(Data drawn from a collection)

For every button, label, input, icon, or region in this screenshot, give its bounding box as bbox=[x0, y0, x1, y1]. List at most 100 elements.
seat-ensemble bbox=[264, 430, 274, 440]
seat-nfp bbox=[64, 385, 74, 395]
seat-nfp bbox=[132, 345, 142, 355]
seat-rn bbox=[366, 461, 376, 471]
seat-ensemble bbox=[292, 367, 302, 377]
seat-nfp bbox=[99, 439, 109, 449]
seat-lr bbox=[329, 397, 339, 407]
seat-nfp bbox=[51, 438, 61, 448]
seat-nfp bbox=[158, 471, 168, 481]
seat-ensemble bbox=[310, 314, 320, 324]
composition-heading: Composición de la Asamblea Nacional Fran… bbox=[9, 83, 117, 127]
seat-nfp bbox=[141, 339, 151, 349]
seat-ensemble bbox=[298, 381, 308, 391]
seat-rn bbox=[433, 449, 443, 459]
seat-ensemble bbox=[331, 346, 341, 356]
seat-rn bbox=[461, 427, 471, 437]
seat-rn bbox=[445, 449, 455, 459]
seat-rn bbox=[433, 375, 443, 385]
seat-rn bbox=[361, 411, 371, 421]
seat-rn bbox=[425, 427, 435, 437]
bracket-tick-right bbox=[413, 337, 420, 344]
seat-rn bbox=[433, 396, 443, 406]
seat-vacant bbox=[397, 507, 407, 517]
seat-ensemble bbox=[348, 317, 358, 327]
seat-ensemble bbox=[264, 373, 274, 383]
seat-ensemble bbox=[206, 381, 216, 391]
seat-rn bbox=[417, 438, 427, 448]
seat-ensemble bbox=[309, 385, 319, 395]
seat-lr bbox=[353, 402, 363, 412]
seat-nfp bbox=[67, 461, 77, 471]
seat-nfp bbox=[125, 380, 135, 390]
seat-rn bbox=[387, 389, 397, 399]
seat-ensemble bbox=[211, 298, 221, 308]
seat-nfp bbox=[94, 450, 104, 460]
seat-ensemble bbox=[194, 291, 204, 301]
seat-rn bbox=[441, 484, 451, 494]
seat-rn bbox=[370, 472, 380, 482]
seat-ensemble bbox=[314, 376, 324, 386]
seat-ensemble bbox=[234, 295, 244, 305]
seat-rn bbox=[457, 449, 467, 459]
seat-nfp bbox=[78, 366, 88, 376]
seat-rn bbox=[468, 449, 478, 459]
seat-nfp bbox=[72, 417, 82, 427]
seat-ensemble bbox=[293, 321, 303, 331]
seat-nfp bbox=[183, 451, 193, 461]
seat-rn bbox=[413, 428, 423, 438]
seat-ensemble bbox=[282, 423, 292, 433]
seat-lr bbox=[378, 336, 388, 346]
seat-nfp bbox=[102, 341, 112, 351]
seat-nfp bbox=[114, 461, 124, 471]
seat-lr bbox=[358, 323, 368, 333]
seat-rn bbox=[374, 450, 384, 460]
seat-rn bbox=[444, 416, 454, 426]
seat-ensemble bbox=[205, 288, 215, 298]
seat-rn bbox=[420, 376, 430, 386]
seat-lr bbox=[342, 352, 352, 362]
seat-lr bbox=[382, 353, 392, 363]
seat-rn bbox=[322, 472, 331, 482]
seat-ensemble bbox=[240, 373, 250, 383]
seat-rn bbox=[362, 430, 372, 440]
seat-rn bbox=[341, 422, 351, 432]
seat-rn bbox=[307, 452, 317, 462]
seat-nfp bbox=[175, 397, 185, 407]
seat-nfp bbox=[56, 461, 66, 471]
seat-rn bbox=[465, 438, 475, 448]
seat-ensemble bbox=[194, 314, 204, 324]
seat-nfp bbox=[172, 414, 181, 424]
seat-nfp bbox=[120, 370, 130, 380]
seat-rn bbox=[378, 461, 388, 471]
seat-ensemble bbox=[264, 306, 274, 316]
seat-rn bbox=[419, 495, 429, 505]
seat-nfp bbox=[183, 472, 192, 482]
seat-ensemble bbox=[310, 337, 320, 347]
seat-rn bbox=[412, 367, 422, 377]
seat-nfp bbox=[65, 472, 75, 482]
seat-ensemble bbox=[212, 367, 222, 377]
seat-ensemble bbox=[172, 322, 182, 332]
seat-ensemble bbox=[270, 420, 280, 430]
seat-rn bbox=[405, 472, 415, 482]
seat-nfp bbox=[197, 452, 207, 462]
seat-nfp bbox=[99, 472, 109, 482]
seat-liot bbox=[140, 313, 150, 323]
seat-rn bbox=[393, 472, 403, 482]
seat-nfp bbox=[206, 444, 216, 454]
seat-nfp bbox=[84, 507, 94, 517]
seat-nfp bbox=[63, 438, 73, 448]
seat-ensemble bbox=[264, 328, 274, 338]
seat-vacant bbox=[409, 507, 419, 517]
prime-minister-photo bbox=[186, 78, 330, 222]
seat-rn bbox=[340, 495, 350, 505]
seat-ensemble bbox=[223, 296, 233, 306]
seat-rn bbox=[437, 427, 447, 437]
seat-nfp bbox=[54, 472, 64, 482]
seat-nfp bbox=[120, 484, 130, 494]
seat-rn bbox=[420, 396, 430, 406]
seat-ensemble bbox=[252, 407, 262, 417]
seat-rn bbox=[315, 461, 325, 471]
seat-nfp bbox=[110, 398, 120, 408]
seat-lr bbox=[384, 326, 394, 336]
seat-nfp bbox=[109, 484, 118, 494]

[Challenge]:
Repeat each item above word for word, leaving nothing out and changing nothing.

[Output of the exercise]:
For every button, label, input, icon, or region in this screenshot, give its bounding box as bbox=[x0, y0, x1, y1]. List at most 100 elements.
seat-ensemble bbox=[264, 430, 274, 440]
seat-nfp bbox=[64, 385, 74, 395]
seat-nfp bbox=[132, 345, 142, 355]
seat-rn bbox=[366, 461, 376, 471]
seat-ensemble bbox=[292, 367, 302, 377]
seat-nfp bbox=[99, 439, 109, 449]
seat-lr bbox=[329, 397, 339, 407]
seat-nfp bbox=[51, 438, 61, 448]
seat-nfp bbox=[158, 471, 168, 481]
seat-ensemble bbox=[310, 314, 320, 324]
composition-heading: Composición de la Asamblea Nacional Fran… bbox=[9, 83, 117, 127]
seat-nfp bbox=[141, 339, 151, 349]
seat-ensemble bbox=[298, 381, 308, 391]
seat-rn bbox=[433, 449, 443, 459]
seat-ensemble bbox=[331, 346, 341, 356]
seat-rn bbox=[461, 427, 471, 437]
seat-rn bbox=[445, 449, 455, 459]
seat-rn bbox=[433, 375, 443, 385]
seat-rn bbox=[361, 411, 371, 421]
seat-rn bbox=[425, 427, 435, 437]
bracket-tick-right bbox=[413, 337, 420, 344]
seat-rn bbox=[433, 396, 443, 406]
seat-vacant bbox=[397, 507, 407, 517]
seat-ensemble bbox=[348, 317, 358, 327]
seat-ensemble bbox=[264, 373, 274, 383]
seat-ensemble bbox=[206, 381, 216, 391]
seat-rn bbox=[417, 438, 427, 448]
seat-ensemble bbox=[309, 385, 319, 395]
seat-lr bbox=[353, 402, 363, 412]
seat-nfp bbox=[67, 461, 77, 471]
seat-nfp bbox=[125, 380, 135, 390]
seat-rn bbox=[387, 389, 397, 399]
seat-ensemble bbox=[211, 298, 221, 308]
seat-nfp bbox=[94, 450, 104, 460]
seat-ensemble bbox=[194, 291, 204, 301]
seat-rn bbox=[441, 484, 451, 494]
seat-rn bbox=[370, 472, 380, 482]
seat-ensemble bbox=[314, 376, 324, 386]
seat-ensemble bbox=[234, 295, 244, 305]
seat-rn bbox=[457, 449, 467, 459]
seat-nfp bbox=[78, 366, 88, 376]
seat-rn bbox=[468, 449, 478, 459]
seat-nfp bbox=[72, 417, 82, 427]
seat-ensemble bbox=[293, 321, 303, 331]
seat-nfp bbox=[183, 451, 193, 461]
seat-rn bbox=[413, 428, 423, 438]
seat-ensemble bbox=[282, 423, 292, 433]
seat-lr bbox=[378, 336, 388, 346]
seat-nfp bbox=[102, 341, 112, 351]
seat-nfp bbox=[114, 461, 124, 471]
seat-lr bbox=[358, 323, 368, 333]
seat-rn bbox=[374, 450, 384, 460]
seat-rn bbox=[444, 416, 454, 426]
seat-ensemble bbox=[205, 288, 215, 298]
seat-rn bbox=[420, 376, 430, 386]
seat-lr bbox=[342, 352, 352, 362]
seat-lr bbox=[382, 353, 392, 363]
seat-rn bbox=[322, 472, 331, 482]
seat-ensemble bbox=[240, 373, 250, 383]
seat-rn bbox=[362, 430, 372, 440]
seat-rn bbox=[341, 422, 351, 432]
seat-rn bbox=[307, 452, 317, 462]
seat-nfp bbox=[175, 397, 185, 407]
seat-nfp bbox=[56, 461, 66, 471]
seat-rn bbox=[465, 438, 475, 448]
seat-ensemble bbox=[194, 314, 204, 324]
seat-nfp bbox=[172, 414, 181, 424]
seat-nfp bbox=[120, 370, 130, 380]
seat-rn bbox=[378, 461, 388, 471]
seat-ensemble bbox=[264, 306, 274, 316]
seat-rn bbox=[419, 495, 429, 505]
seat-nfp bbox=[183, 472, 192, 482]
seat-ensemble bbox=[310, 337, 320, 347]
seat-rn bbox=[412, 367, 422, 377]
seat-nfp bbox=[65, 472, 75, 482]
seat-ensemble bbox=[212, 367, 222, 377]
seat-ensemble bbox=[172, 322, 182, 332]
seat-ensemble bbox=[270, 420, 280, 430]
seat-rn bbox=[405, 472, 415, 482]
seat-nfp bbox=[197, 452, 207, 462]
seat-nfp bbox=[99, 472, 109, 482]
seat-liot bbox=[140, 313, 150, 323]
seat-rn bbox=[393, 472, 403, 482]
seat-nfp bbox=[206, 444, 216, 454]
seat-nfp bbox=[84, 507, 94, 517]
seat-nfp bbox=[63, 438, 73, 448]
seat-ensemble bbox=[264, 328, 274, 338]
seat-vacant bbox=[409, 507, 419, 517]
prime-minister-photo bbox=[186, 78, 330, 222]
seat-rn bbox=[340, 495, 350, 505]
seat-ensemble bbox=[223, 296, 233, 306]
seat-rn bbox=[437, 427, 447, 437]
seat-nfp bbox=[54, 472, 64, 482]
seat-nfp bbox=[120, 484, 130, 494]
seat-rn bbox=[420, 396, 430, 406]
seat-ensemble bbox=[252, 407, 262, 417]
seat-rn bbox=[315, 461, 325, 471]
seat-nfp bbox=[110, 398, 120, 408]
seat-lr bbox=[384, 326, 394, 336]
seat-nfp bbox=[109, 484, 118, 494]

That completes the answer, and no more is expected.